Data to use:
## BEGIN

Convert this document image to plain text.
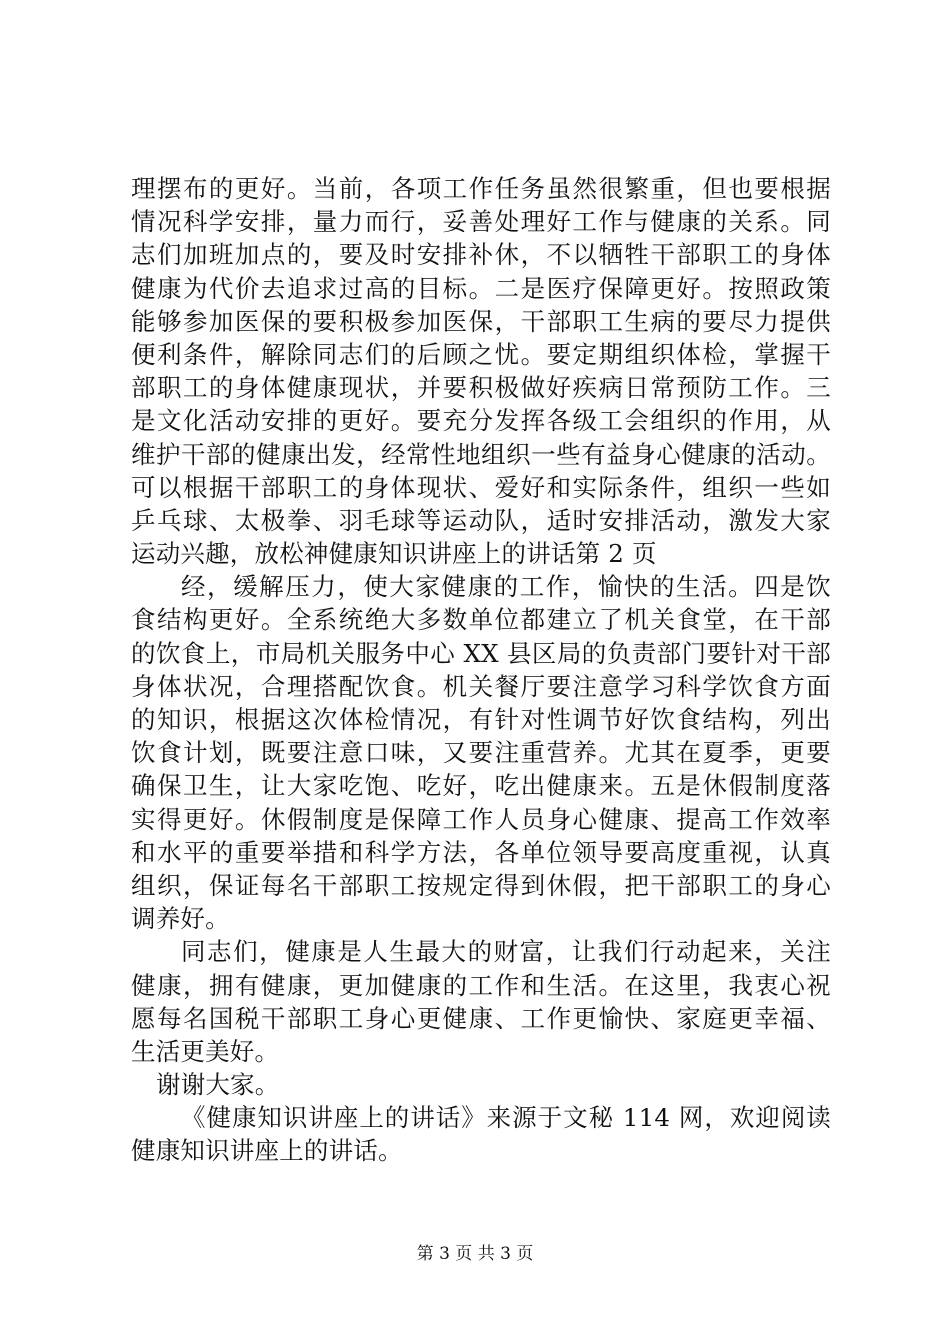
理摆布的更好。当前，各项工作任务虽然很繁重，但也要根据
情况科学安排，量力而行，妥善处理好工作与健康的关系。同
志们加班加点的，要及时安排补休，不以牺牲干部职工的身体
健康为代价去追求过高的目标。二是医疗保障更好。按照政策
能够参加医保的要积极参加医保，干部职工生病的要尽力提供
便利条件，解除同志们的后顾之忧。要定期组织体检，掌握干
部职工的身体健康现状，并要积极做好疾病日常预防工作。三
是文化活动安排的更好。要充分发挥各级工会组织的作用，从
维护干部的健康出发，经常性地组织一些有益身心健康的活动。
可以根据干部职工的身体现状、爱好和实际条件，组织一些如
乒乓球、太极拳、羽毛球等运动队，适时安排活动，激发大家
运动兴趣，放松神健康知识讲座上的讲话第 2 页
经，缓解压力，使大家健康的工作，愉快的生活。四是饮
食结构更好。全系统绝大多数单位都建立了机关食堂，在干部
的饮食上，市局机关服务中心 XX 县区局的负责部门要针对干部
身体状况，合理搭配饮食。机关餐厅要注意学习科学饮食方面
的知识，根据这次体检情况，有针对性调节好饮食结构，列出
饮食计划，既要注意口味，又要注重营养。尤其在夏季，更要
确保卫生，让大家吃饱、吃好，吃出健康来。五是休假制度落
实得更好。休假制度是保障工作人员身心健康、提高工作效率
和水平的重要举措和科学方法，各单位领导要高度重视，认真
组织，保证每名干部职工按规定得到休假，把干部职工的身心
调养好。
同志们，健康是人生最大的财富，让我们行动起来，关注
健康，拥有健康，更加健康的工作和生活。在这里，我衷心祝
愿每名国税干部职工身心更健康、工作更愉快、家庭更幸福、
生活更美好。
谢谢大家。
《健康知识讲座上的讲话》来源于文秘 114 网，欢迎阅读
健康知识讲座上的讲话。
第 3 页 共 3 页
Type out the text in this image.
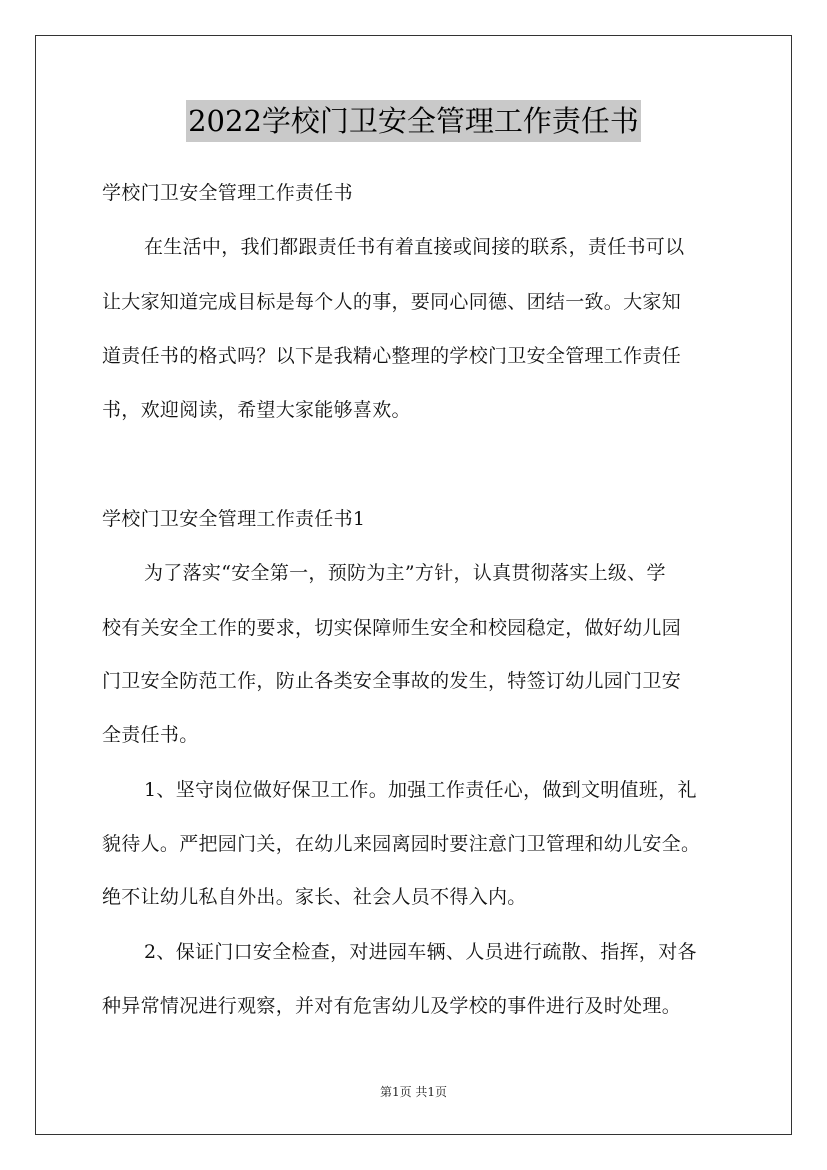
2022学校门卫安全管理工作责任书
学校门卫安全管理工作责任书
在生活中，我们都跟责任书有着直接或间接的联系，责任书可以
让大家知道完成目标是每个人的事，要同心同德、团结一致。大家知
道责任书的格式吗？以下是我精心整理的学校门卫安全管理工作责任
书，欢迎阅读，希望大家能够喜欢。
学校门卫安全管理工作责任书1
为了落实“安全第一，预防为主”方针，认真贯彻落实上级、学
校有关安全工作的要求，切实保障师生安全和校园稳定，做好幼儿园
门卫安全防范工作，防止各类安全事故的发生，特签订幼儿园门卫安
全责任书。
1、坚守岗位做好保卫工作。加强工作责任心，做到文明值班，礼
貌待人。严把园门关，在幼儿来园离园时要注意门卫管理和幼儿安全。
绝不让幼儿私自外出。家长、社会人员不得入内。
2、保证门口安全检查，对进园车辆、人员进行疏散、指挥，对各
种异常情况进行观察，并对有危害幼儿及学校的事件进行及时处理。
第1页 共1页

## END

Filter the records down to the lines that contain the string "this", and copy those lines.

In response:
Convert this document image to plain text.
Type out the text in this image.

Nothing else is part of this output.